§ Work instructions
Reproduce word for word the part of the listing that runs from its very start through the line containing "The transmission element 40 is at (572, 600).", including that line.

§ Items stored from a collection
++++++++
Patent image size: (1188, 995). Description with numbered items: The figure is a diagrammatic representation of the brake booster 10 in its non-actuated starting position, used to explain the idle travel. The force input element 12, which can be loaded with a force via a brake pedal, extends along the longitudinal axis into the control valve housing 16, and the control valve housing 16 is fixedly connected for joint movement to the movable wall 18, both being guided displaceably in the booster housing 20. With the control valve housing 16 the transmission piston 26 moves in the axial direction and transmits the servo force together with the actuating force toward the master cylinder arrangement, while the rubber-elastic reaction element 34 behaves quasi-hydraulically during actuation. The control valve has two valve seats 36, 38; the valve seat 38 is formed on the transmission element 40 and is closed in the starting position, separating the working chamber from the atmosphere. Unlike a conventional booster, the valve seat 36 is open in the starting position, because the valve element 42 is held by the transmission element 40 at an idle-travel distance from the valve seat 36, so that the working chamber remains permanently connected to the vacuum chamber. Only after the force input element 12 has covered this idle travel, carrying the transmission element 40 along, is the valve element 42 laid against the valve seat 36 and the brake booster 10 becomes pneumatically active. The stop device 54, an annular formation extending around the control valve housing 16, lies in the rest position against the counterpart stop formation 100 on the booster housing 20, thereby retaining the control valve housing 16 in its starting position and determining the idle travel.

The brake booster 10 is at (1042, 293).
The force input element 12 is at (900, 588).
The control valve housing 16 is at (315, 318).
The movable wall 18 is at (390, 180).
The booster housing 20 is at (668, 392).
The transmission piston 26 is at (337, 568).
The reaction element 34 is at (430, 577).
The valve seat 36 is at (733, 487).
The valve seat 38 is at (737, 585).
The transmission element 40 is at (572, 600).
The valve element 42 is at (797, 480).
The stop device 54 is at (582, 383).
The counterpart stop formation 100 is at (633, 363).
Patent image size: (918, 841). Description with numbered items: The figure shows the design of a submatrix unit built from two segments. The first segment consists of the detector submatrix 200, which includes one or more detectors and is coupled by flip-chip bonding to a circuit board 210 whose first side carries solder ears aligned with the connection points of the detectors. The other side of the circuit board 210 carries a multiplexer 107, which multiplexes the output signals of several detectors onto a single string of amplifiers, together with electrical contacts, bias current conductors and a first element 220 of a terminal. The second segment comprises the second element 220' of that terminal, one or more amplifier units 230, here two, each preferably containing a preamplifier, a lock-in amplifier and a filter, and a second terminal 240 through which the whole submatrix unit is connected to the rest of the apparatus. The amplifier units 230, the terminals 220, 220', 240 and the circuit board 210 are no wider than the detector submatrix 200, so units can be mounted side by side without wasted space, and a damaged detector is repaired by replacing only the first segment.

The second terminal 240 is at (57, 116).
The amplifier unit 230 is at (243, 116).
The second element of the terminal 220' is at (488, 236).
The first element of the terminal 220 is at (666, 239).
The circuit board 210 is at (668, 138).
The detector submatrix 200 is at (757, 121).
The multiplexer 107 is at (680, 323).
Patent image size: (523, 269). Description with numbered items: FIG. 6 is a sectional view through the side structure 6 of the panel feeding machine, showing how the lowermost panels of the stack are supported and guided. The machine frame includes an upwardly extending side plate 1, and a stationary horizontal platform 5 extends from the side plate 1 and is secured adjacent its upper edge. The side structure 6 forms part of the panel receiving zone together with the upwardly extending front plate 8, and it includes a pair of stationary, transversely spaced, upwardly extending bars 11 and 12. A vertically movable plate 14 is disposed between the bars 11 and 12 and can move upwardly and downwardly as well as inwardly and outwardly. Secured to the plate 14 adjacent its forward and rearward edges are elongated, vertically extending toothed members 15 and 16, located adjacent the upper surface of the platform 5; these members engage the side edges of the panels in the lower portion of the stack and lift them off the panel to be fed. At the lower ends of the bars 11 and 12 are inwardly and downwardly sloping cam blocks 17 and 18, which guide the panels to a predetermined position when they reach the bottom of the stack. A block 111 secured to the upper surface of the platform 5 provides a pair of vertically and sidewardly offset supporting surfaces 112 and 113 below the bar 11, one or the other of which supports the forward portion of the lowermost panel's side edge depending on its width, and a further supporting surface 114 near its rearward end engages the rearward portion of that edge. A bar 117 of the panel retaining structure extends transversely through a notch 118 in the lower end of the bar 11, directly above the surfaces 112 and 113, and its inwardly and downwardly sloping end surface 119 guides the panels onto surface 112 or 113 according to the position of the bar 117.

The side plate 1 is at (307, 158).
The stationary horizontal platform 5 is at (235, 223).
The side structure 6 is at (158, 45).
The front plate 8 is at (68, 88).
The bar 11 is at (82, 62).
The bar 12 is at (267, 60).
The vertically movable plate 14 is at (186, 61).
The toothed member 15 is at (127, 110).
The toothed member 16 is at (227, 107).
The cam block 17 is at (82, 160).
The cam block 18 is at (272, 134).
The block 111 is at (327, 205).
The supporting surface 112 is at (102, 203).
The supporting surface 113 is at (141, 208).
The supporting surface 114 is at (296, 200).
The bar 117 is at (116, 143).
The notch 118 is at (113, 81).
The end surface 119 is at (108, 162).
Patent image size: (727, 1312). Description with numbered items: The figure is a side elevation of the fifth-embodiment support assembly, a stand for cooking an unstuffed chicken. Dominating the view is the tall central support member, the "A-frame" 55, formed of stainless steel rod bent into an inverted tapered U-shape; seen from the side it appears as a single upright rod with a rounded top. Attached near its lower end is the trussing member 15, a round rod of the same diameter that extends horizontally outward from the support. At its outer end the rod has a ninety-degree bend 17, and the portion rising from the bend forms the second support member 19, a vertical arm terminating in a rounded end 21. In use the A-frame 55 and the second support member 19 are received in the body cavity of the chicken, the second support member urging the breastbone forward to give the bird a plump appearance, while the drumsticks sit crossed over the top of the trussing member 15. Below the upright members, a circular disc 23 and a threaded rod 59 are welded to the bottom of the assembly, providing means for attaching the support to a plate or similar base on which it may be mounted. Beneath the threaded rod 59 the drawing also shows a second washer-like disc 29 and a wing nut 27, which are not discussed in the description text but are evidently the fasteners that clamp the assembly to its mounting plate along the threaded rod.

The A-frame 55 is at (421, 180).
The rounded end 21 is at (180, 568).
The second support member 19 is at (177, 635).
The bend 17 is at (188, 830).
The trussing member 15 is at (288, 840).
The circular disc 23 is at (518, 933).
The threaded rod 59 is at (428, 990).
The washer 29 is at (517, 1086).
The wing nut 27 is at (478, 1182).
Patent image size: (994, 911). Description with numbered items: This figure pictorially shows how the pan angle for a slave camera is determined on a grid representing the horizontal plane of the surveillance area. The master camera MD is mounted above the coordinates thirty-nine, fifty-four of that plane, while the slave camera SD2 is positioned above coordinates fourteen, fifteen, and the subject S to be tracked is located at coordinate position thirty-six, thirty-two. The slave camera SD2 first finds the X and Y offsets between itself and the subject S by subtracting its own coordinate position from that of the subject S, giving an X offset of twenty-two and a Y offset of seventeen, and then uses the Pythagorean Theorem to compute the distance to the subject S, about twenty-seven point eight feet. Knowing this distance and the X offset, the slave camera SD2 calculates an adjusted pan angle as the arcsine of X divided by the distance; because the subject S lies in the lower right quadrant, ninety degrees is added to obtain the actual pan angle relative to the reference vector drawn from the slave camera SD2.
++++++++
§ Solution for this problem
Patent image size: (1188, 995). Description with numbered items: The figure is a diagrammatic representation of the brake booster 10 in its non-actuated starting position, used to explain the idle travel. The force input element 12, which can be loaded with a force via a brake pedal, extends along the longitudinal axis into the control valve housing 16, and the control valve housing 16 is fixedly connected for joint movement to the movable wall 18, both being guided displaceably in the booster housing 20. With the control valve housing 16 the transmission piston 26 moves in the axial direction and transmits the servo force together with the actuating force toward the master cylinder arrangement, while the rubber-elastic reaction element 34 behaves quasi-hydraulically during actuation. The control valve has two valve seats 36, 38; the valve seat 38 is formed on the transmission element 40 and is closed in the starting position, separating the working chamber from the atmosphere. Unlike a conventional booster, the valve seat 36 is open in the starting position, because the valve element 42 is held by the transmission element 40 at an idle-travel distance from the valve seat 36, so that the working chamber remains permanently connected to the vacuum chamber. Only after the force input element 12 has covered this idle travel, carrying the transmission element 40 along, is the valve element 42 laid against the valve seat 36 and the brake booster 10 becomes pneumatically active. The stop device 54, an annular formation extending around the control valve housing 16, lies in the rest position against the counterpart stop formation 100 on the booster housing 20, thereby retaining the control valve housing 16 in its starting position and determining the idle travel.

The brake booster 10 is at (1042, 293).
The force input element 12 is at (900, 588).
The control valve housing 16 is at (315, 318).
The movable wall 18 is at (390, 180).
The booster housing 20 is at (668, 392).
The transmission piston 26 is at (337, 568).
The reaction element 34 is at (430, 577).
The valve seat 36 is at (733, 487).
The valve seat 38 is at (737, 585).
The transmission element 40 is at (572, 600).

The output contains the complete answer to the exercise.